[Stored data entries]
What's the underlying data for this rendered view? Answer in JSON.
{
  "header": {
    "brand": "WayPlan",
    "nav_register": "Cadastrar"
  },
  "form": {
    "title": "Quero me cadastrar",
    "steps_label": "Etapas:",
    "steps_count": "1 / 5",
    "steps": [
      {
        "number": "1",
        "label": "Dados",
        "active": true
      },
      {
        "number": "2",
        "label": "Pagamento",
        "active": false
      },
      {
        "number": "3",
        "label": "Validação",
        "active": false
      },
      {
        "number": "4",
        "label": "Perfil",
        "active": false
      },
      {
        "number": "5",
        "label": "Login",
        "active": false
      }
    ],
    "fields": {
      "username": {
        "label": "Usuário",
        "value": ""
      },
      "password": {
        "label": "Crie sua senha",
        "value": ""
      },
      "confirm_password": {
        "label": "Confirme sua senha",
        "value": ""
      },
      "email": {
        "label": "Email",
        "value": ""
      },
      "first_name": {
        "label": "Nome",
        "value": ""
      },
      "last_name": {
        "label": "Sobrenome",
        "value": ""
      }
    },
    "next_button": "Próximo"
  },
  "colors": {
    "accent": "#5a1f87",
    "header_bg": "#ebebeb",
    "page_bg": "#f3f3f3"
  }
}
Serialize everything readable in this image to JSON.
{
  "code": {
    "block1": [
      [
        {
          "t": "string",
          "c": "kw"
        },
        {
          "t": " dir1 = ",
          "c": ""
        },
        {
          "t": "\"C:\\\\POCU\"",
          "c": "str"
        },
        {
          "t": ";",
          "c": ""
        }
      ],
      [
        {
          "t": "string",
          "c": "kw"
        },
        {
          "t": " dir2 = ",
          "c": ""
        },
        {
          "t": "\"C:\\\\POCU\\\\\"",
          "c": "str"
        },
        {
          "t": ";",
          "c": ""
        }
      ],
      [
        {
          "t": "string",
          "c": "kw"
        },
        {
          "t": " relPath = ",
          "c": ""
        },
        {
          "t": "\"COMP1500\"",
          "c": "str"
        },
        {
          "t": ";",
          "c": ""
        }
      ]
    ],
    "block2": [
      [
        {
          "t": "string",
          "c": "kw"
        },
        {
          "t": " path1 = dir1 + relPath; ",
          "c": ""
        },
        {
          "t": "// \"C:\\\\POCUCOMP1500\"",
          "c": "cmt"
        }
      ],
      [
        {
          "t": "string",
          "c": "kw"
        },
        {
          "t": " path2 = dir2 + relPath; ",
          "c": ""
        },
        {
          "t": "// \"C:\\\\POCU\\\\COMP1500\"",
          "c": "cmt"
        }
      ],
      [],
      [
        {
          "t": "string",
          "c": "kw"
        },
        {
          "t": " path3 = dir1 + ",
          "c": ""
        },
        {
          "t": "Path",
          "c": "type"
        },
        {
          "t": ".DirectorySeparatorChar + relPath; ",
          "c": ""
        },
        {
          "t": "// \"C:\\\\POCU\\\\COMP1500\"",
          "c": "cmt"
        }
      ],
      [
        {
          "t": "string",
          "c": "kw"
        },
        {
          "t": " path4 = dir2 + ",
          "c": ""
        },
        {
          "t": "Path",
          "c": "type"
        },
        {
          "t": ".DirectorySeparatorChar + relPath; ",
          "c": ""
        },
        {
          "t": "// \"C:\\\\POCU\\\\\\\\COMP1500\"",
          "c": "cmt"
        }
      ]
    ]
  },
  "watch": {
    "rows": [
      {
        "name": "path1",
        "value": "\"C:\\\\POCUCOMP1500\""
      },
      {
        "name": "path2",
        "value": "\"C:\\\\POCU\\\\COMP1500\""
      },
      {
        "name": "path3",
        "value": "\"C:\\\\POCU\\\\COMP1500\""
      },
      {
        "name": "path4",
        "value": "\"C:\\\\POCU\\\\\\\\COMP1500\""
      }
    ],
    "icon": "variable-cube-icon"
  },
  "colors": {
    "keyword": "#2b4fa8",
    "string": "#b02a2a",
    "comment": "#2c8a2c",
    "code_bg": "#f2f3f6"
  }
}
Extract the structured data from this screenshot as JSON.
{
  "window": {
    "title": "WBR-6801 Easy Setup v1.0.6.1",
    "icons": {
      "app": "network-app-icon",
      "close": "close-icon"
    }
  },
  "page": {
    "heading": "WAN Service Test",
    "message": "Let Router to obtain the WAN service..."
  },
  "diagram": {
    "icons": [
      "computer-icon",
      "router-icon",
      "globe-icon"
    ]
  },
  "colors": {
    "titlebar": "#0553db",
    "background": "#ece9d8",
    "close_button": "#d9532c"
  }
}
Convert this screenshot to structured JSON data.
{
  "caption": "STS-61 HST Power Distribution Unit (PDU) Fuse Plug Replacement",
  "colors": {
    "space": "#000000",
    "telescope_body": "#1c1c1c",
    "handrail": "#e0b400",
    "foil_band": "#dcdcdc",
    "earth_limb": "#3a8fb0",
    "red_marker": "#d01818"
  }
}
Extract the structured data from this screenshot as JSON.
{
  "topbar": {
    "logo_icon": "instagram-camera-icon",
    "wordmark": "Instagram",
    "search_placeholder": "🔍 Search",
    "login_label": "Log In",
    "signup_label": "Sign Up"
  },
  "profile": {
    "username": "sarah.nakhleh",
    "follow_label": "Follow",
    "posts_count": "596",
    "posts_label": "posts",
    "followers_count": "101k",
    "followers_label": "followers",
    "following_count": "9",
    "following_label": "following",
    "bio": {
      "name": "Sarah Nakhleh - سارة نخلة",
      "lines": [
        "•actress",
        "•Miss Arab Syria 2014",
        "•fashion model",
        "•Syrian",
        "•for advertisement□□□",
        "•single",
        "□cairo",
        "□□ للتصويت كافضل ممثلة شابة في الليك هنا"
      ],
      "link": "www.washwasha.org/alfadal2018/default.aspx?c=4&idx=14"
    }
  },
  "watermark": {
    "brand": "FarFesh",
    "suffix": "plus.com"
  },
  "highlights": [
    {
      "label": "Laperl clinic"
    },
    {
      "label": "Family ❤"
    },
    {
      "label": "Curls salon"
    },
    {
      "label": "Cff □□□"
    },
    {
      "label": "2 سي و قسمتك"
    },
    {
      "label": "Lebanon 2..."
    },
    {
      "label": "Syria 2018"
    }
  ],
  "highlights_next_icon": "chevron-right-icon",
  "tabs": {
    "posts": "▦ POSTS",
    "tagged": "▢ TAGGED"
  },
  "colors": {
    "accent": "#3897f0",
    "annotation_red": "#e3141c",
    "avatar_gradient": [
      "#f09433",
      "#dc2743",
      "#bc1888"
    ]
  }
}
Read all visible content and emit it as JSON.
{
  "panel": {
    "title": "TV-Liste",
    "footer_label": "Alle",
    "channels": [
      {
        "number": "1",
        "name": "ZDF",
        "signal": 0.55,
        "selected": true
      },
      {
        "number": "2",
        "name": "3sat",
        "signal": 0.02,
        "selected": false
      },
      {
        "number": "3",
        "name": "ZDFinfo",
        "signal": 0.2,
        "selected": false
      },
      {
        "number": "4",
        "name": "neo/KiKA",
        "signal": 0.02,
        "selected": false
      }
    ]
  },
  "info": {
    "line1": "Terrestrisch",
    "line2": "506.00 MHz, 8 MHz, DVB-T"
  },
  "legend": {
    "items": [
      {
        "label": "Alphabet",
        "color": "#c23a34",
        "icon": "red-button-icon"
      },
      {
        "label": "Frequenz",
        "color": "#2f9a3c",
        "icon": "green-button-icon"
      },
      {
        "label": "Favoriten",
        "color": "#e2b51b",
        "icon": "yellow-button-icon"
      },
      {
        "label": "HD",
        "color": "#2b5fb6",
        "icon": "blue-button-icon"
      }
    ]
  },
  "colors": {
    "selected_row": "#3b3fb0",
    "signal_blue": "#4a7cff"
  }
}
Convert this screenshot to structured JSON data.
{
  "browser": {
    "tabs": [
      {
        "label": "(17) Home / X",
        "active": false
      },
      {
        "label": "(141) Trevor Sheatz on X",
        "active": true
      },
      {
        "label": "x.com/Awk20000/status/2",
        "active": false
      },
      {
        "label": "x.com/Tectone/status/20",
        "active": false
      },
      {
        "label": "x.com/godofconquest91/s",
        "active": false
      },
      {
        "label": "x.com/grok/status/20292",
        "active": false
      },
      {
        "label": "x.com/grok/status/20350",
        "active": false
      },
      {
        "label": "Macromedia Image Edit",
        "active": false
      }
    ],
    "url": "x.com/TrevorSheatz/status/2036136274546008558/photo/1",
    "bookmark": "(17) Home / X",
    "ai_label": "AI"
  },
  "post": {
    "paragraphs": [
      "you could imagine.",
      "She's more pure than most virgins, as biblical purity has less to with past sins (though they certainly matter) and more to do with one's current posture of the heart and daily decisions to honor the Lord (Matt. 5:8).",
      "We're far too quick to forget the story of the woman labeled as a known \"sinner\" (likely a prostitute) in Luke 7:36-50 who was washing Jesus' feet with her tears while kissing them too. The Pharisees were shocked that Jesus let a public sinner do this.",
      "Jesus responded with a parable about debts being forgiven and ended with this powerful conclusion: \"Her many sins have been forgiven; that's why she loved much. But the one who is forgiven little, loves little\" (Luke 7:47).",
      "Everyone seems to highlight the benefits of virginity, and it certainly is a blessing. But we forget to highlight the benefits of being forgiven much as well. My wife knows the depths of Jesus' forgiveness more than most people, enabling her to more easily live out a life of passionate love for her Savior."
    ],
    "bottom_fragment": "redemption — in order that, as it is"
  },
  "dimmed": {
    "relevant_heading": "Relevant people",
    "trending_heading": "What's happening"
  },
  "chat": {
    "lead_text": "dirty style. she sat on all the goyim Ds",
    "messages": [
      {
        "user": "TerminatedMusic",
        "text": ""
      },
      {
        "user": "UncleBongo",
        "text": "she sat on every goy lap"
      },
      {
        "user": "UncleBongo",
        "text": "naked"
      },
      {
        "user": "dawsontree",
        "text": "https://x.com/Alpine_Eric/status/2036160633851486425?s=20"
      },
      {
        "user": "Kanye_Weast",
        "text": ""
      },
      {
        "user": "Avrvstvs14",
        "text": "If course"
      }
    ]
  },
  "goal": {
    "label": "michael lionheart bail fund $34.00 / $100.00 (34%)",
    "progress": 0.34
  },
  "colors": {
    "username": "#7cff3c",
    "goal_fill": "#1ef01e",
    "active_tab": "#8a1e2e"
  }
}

▶ _What you should do_: Report each line in the preceding entries that holds the string "senha".

▶ _Answer for this exercise_:
        "label": "Crie sua senha",
        "label": "Confirme sua senha",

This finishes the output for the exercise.